__INSTRUCTIONS FOR THE TASK__.
Write the material out again in full, exactly.

### PROVIDED RECORDS

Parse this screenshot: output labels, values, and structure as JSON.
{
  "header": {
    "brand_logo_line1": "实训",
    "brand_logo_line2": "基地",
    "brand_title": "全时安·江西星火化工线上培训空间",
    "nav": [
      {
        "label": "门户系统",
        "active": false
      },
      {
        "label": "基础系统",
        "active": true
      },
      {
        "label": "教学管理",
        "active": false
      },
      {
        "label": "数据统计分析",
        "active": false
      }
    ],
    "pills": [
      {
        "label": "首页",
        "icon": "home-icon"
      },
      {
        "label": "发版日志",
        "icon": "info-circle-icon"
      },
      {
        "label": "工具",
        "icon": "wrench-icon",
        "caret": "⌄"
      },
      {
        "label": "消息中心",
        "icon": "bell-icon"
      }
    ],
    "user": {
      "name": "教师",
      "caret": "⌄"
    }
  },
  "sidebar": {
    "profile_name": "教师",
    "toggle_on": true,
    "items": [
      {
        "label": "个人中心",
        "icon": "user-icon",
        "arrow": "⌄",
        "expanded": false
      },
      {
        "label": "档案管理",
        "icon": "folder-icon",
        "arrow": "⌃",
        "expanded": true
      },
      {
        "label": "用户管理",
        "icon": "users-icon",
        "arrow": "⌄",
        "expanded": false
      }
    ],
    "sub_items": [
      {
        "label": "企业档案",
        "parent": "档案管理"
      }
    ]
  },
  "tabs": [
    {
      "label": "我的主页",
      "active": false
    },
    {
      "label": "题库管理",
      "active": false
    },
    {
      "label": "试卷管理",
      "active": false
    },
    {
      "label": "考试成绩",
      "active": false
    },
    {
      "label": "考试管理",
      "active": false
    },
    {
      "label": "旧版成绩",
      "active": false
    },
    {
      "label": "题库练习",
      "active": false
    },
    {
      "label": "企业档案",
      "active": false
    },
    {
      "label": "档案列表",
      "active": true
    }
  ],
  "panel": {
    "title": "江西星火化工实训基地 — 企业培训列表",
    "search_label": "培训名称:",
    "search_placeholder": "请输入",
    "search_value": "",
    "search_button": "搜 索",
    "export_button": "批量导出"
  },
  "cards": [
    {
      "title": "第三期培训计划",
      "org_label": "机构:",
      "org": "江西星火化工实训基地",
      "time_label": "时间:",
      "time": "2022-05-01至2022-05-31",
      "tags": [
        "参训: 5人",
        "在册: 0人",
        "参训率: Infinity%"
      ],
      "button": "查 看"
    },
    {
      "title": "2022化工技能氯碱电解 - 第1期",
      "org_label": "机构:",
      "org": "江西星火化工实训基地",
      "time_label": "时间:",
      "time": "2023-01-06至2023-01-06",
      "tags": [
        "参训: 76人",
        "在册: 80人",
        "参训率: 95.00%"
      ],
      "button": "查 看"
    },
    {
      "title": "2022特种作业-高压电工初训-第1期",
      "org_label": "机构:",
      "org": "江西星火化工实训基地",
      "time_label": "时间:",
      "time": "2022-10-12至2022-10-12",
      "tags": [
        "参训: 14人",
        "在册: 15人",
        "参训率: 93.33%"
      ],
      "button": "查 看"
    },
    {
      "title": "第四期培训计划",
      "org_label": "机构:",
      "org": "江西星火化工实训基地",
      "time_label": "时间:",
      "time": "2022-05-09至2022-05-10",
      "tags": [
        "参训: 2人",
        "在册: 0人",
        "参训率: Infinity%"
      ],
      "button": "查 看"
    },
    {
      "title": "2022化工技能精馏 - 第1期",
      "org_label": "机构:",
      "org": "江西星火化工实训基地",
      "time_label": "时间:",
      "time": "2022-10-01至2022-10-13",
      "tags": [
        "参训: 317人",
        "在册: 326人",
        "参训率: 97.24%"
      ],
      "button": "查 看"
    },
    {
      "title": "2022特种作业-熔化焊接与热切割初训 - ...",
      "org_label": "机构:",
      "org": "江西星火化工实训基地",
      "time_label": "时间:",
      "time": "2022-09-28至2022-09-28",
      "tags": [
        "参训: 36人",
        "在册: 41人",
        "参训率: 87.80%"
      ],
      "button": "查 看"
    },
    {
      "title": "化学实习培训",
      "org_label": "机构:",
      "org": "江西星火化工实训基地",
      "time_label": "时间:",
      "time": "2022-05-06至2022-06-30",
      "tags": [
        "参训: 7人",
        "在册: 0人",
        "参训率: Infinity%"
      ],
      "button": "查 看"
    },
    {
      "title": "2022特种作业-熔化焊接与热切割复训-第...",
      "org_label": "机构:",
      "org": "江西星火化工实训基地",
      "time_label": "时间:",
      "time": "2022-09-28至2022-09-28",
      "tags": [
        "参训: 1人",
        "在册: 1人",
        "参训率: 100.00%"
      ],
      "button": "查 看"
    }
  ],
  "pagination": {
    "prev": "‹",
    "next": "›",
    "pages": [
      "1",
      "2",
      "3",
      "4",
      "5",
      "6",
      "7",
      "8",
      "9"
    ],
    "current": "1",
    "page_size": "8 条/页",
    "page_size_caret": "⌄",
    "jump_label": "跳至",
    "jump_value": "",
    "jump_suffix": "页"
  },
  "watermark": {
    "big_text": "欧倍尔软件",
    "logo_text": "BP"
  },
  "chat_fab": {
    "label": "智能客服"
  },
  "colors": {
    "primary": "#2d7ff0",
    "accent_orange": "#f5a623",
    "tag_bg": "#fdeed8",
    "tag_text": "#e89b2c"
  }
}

######

__REPLY__.
Parse this screenshot: output labels, values, and structure as JSON.
{
  "header": {
    "brand_logo_line1": "实训",
    "brand_logo_line2": "基地",
    "brand_title": "全时安·江西星火化工线上培训空间",
    "nav": [
      {
        "label": "门户系统",
        "active": false
      },
      {
        "label": "基础系统",
        "active": true
      },
      {
        "label": "教学管理",
        "active": false
      },
      {
        "label": "数据统计分析",
        "active": false
      }
    ],
    "pills": [
      {
        "label": "首页",
        "icon": "home-icon"
      },
      {
        "label": "发版日志",
        "icon": "info-circle-icon"
      },
      {
        "label": "工具",
        "icon": "wrench-icon",
        "caret": "⌄"
      },
      {
        "label": "消息中心",
        "icon": "bell-icon"
      }
    ],
    "user": {
      "name": "教师",
      "caret": "⌄"
    }
  },
  "sidebar": {
    "profile_name": "教师",
    "toggle_on": true,
    "items": [
      {
        "label": "个人中心",
        "icon": "user-icon",
        "arrow": "⌄",
        "expanded": false
      },
      {
        "label": "档案管理",
        "icon": "folder-icon",
        "arrow": "⌃",
        "expanded": true
      },
      {
        "label": "用户管理",
        "icon": "users-icon",
        "arrow": "⌄",
        "expanded": false
      }
    ],
    "sub_items": [
      {
        "label": "企业档案",
        "parent": "档案管理"
      }
    ]
  },
  "tabs": [
    {
      "label": "我的主页",
      "active": false
    },
    {
      "label": "题库管理",
      "active": false
    },
    {
      "label": "试卷管理",
      "active": false
    },
    {
      "label": "考试成绩",
      "active": false
    },
    {
      "label": "考试管理",
      "active": false
    },
    {
      "label": "旧版成绩",
      "active": false
    },
    {
      "label": "题库练习",
      "active": false
    },
    {
      "label": "企业档案",
      "active": false
    },
    {
      "label": "档案列表",
      "active": true
    }
  ],
  "panel": {
    "title": "江西星火化工实训基地 — 企业培训列表",
    "search_label": "培训名称:",
    "search_placeholder": "请输入",
    "search_value": "",
    "search_button": "搜 索",
    "export_button": "批量导出"
  },
  "cards": [
    {
      "title": "第三期培训计划",
      "org_label": "机构:",
      "org": "江西星火化工实训基地",
      "time_label": "时间:",
      "time": "2022-05-01至2022-05-31",
      "tags": [
        "参训: 5人",
        "在册: 0人",
        "参训率: Infinity%"
      ],
      "button": "查 看"
    },
    {
      "title": "2022化工技能氯碱电解 - 第1期",
      "org_label": "机构:",
      "org": "江西星火化工实训基地",
      "time_label": "时间:",
      "time": "2023-01-06至2023-01-06",
      "tags": [
        "参训: 76人",
        "在册: 80人",
        "参训率: 95.00%"
      ],
      "button": "查 看"
    },
    {
      "title": "2022特种作业-高压电工初训-第1期",
      "org_label": "机构:",
      "org": "江西星火化工实训基地",
      "time_label": "时间:",
      "time": "2022-10-12至2022-10-12",
      "tags": [
        "参训: 14人",
        "在册: 15人",
        "参训率: 93.33%"
      ],
      "button": "查 看"
    },
    {
      "title": "第四期培训计划",
      "org_label": "机构:",
      "org": "江西星火化工实训基地",
      "time_label": "时间:",
      "time": "2022-05-09至2022-05-10",
      "tags": [
        "参训: 2人",
        "在册: 0人",
        "参训率: Infinity%"
      ],
      "button": "查 看"
    },
    {
      "title": "2022化工技能精馏 - 第1期",
      "org_label": "机构:",
      "org": "江西星火化工实训基地",
      "time_label": "时间:",
      "time": "2022-10-01至2022-10-13",
      "tags": [
        "参训: 317人",
        "在册: 326人",
        "参训率: 97.24%"
      ],
      "button": "查 看"
    },
    {
      "title": "2022特种作业-熔化焊接与热切割初训 - ...",
      "org_label": "机构:",
      "org": "江西星火化工实训基地",
      "time_label": "时间:",
      "time": "2022-09-28至2022-09-28",
      "tags": [
        "参训: 36人",
        "在册: 41人",
        "参训率: 87.80%"
      ],
      "button": "查 看"
    },
    {
      "title": "化学实习培训",
      "org_label": "机构:",
      "org": "江西星火化工实训基地",
      "time_label": "时间:",
      "time": "2022-05-06至2022-06-30",
      "tags": [
        "参训: 7人",
        "在册: 0人",
        "参训率: Infinity%"
      ],
      "button": "查 看"
    },
    {
      "title": "2022特种作业-熔化焊接与热切割复训-第...",
      "org_label": "机构:",
      "org": "江西星火化工实训基地",
      "time_label": "时间:",
      "time": "2022-09-28至2022-09-28",
      "tags": [
        "参训: 1人",
        "在册: 1人",
        "参训率: 100.00%"
      ],
      "button": "查 看"
    }
  ],
  "pagination": {
    "prev": "‹",
    "next": "›",
    "pages": [
      "1",
      "2",
      "3",
      "4",
      "5",
      "6",
      "7",
      "8",
      "9"
    ],
    "current": "1",
    "page_size": "8 条/页",
    "page_size_caret": "⌄",
    "jump_label": "跳至",
    "jump_value": "",
    "jump_suffix": "页"
  },
  "watermark": {
    "big_text": "欧倍尔软件",
    "logo_text": "BP"
  },
  "chat_fab": {
    "label": "智能客服"
  },
  "colors": {
    "primary": "#2d7ff0",
    "accent_orange": "#f5a623",
    "tag_bg": "#fdeed8",
    "tag_text": "#e89b2c"
  }
}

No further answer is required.